**Instructions for the task:**
Which lines include the word "colormap"? Copy each of them.
══ Exercise material
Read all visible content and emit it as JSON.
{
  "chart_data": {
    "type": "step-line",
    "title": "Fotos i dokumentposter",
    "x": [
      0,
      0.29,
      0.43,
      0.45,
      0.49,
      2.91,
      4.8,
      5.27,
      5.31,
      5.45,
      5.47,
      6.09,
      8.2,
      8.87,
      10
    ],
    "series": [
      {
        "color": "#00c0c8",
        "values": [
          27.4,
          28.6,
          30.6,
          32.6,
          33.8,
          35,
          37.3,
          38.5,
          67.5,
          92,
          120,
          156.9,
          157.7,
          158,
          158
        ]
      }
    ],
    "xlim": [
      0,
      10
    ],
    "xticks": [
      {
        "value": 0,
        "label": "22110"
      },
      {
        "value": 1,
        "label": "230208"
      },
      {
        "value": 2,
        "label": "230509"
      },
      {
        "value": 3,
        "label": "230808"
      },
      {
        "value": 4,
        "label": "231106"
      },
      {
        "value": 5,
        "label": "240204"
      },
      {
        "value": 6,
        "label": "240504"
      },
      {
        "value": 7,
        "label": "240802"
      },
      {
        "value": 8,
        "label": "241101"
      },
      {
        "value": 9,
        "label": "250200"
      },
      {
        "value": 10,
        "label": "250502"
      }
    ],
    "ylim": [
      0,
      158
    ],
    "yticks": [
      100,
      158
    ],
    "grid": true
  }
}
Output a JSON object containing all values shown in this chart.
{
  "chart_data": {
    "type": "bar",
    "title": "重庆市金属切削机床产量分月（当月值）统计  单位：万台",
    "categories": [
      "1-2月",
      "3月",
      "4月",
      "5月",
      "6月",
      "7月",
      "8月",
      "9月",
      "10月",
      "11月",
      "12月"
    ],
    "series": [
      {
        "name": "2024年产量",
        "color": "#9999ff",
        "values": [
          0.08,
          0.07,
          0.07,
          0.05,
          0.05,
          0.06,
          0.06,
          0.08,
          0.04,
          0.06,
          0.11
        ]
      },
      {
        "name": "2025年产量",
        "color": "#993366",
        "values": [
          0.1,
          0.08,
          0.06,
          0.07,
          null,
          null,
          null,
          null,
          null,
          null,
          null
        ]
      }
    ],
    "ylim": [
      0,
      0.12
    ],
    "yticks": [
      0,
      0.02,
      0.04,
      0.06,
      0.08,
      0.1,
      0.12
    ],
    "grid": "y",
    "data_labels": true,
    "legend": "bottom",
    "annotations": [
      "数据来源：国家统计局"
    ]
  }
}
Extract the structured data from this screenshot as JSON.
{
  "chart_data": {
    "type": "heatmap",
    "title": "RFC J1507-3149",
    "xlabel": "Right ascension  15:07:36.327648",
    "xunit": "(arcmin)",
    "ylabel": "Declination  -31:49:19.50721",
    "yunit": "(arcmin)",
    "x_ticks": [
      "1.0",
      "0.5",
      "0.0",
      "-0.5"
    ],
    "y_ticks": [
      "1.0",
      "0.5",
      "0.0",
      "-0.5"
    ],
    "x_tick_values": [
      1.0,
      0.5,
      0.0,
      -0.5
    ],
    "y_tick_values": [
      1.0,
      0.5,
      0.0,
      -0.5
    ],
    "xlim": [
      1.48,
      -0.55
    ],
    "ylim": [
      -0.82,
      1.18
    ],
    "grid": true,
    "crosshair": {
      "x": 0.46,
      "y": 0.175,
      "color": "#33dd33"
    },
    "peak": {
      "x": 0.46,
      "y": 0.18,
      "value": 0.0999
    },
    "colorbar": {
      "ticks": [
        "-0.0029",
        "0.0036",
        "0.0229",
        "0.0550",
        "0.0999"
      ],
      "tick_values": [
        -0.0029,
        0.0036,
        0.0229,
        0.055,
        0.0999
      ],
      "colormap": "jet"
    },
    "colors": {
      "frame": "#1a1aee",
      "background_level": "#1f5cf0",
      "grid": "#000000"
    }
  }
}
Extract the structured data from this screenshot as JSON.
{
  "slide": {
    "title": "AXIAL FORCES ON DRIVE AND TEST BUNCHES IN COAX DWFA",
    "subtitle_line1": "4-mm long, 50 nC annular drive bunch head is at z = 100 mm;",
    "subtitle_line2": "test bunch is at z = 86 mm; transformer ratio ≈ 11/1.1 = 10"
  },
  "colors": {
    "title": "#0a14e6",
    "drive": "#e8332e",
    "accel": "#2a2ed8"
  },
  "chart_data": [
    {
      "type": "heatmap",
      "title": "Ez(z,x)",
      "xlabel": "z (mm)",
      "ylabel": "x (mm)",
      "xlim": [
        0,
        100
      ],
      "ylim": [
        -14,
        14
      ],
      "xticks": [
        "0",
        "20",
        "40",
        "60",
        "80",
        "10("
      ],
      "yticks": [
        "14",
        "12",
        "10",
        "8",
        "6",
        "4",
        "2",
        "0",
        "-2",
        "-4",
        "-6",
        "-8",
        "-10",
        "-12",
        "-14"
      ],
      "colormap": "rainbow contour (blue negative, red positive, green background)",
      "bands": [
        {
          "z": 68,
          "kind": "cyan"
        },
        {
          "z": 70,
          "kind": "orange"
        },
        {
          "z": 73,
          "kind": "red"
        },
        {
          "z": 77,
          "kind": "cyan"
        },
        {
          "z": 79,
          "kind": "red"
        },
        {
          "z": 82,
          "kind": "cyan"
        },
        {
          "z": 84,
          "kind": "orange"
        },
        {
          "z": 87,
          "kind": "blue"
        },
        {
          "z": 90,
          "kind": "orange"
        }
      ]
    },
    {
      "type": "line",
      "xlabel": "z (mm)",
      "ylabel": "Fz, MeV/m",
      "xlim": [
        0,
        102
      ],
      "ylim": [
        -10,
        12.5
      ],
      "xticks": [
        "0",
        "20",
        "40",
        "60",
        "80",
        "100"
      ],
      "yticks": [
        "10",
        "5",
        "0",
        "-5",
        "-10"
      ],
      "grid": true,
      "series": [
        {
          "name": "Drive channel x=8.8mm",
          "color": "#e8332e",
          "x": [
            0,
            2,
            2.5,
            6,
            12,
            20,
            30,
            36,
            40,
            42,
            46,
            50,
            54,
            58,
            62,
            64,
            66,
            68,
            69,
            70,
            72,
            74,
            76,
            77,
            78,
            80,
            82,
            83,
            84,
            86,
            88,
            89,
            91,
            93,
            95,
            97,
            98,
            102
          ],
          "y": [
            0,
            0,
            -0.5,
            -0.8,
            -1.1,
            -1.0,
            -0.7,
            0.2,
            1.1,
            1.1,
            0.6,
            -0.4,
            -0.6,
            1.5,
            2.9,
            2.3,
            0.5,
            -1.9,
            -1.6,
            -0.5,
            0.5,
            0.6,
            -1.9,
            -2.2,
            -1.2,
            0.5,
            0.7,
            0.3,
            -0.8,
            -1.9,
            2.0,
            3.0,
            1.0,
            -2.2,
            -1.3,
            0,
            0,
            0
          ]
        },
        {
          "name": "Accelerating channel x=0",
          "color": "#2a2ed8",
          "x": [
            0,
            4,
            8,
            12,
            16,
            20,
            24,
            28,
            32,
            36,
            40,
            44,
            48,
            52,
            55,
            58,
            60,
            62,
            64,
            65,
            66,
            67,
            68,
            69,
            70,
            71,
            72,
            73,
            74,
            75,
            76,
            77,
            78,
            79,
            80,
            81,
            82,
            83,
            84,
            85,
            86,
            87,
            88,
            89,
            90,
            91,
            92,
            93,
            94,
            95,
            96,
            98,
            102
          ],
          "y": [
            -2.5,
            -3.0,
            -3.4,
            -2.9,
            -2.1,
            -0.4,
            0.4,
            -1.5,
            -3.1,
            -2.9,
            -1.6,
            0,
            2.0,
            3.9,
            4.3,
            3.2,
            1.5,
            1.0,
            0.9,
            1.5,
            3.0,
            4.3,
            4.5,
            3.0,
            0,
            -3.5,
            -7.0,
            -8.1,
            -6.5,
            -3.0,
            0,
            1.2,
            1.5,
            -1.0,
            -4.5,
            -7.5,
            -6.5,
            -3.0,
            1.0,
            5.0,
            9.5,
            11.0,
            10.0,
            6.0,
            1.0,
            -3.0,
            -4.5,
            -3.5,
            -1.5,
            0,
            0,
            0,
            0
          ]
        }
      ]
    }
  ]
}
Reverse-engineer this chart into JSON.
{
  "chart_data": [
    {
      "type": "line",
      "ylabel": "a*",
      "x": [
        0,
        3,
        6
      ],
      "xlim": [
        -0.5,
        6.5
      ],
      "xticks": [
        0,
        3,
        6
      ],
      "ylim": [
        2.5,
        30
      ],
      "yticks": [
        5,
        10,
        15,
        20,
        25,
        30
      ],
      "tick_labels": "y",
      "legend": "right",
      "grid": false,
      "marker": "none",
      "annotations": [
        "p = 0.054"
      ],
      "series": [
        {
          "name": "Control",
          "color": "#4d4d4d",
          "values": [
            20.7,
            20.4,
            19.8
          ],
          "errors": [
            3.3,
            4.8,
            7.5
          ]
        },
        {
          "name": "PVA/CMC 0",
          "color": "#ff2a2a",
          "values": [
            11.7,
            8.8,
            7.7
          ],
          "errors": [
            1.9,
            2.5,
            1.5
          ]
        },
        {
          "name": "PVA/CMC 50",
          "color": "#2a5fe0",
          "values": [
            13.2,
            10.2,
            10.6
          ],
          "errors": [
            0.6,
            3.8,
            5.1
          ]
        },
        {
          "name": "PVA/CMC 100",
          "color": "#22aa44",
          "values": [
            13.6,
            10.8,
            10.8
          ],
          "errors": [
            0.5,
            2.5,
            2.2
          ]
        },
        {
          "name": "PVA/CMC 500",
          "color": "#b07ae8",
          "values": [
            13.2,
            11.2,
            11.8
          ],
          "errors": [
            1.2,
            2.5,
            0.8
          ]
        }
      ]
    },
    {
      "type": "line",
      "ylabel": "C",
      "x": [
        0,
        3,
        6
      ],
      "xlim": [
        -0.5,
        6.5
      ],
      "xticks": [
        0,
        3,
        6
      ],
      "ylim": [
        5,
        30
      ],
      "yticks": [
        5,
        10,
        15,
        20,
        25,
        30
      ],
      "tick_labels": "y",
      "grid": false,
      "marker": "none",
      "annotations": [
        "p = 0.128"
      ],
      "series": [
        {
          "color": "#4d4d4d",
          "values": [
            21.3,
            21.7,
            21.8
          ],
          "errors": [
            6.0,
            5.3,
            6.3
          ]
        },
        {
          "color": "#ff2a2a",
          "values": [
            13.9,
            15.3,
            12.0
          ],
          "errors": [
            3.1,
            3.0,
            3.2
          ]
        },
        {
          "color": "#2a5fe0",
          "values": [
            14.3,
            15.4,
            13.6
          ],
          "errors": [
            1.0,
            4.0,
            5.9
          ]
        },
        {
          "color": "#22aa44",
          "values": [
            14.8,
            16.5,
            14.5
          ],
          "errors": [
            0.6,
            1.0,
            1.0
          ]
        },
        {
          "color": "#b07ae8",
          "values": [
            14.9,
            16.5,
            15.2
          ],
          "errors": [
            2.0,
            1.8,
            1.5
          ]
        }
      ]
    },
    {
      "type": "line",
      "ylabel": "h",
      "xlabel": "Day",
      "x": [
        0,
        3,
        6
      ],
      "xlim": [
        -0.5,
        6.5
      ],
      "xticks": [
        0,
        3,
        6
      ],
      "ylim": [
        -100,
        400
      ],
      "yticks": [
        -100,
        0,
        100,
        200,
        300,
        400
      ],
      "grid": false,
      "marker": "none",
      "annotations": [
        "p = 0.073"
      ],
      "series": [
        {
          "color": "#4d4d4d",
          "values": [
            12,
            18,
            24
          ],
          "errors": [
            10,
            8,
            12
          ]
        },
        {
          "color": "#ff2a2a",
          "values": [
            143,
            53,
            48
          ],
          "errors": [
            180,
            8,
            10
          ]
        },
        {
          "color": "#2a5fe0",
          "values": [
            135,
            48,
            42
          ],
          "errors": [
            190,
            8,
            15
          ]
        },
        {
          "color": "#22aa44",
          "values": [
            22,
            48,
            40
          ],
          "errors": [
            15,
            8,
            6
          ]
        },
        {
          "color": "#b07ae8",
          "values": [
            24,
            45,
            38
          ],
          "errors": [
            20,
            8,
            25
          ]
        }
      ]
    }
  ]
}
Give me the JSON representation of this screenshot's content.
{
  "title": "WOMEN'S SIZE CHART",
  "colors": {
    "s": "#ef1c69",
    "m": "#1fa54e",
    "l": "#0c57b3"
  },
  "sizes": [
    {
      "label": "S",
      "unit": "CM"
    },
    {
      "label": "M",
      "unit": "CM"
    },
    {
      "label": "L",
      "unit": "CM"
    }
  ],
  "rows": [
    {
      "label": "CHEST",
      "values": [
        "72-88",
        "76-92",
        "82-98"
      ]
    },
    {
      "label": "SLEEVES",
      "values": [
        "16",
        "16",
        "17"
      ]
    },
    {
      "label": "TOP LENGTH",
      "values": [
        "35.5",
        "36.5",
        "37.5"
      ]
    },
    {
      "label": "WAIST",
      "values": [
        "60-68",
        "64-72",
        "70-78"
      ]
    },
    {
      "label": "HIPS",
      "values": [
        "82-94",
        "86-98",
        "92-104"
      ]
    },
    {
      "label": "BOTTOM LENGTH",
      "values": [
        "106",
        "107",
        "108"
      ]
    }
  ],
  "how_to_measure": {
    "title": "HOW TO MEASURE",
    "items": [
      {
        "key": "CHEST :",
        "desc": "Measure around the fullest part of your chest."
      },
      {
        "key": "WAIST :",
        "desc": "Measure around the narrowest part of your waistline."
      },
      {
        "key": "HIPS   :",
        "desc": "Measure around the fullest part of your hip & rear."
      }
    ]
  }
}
════
**Task answer:**
      "colormap": "jet"
      "colormap": "rainbow contour (blue negative, red positive, green background)",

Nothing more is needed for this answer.